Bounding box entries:
----------------

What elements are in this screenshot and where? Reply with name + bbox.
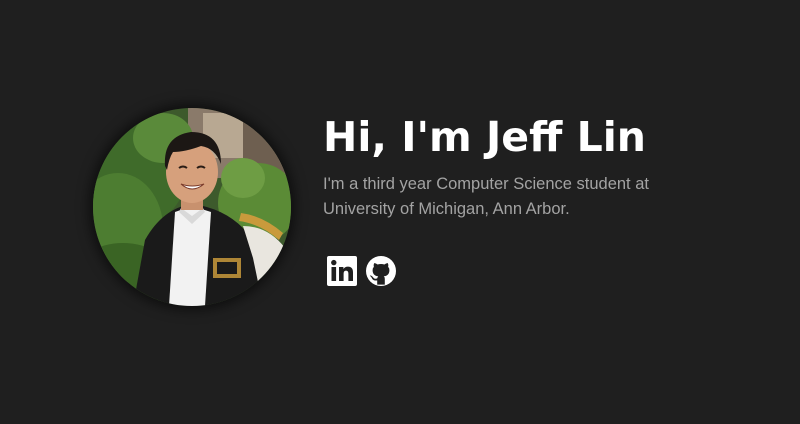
github-link[interactable] xyxy=(365,255,397,287)
linkedin-link[interactable] xyxy=(326,255,358,287)
profile-photo-image xyxy=(93,108,291,306)
linkedin-icon xyxy=(327,256,357,286)
hero-section: Hi, I'm Jeff Lin I'm a third year Comput… xyxy=(0,0,800,424)
profile-photo xyxy=(93,108,291,306)
bio-text: I'm a third year Computer Science studen… xyxy=(323,175,649,218)
intro-block: Hi, I'm Jeff Lin I'm a third year Comput… xyxy=(323,108,763,222)
social-links xyxy=(326,255,397,287)
github-icon xyxy=(366,256,396,286)
page-title: Hi, I'm Jeff Lin xyxy=(323,113,646,161)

----------------

What the task asks: Convert the rows starting at the line that contains "github-link[interactable] xyxy=(365,255,397,287)" and ending at the line that contains "github-icon xyxy=(366,256,396,286)" into a JSON list of strings, one string per line and no blank lines.

Solution for this problem:
[
  "github-link[interactable] xyxy=(365,255,397,287)",
  "linkedin-link[interactable] xyxy=(326,255,358,287)",
  "profile-photo-image xyxy=(93,108,291,306)",
  "linkedin-icon xyxy=(327,256,357,286)",
  "hero-section: Hi, I'm Jeff Lin I'm a third year Comput… xyxy=(0,0,800,424)",
  "profile-photo xyxy=(93,108,291,306)",
  "bio-text: I'm a third year Computer Science studen… xyxy=(323,175,649,218)",
  "intro-block: Hi, I'm Jeff Lin I'm a third year Comput… xyxy=(323,108,763,222)",
  "social-links xyxy=(326,255,397,287)",
  "github-icon xyxy=(366,256,396,286)"
]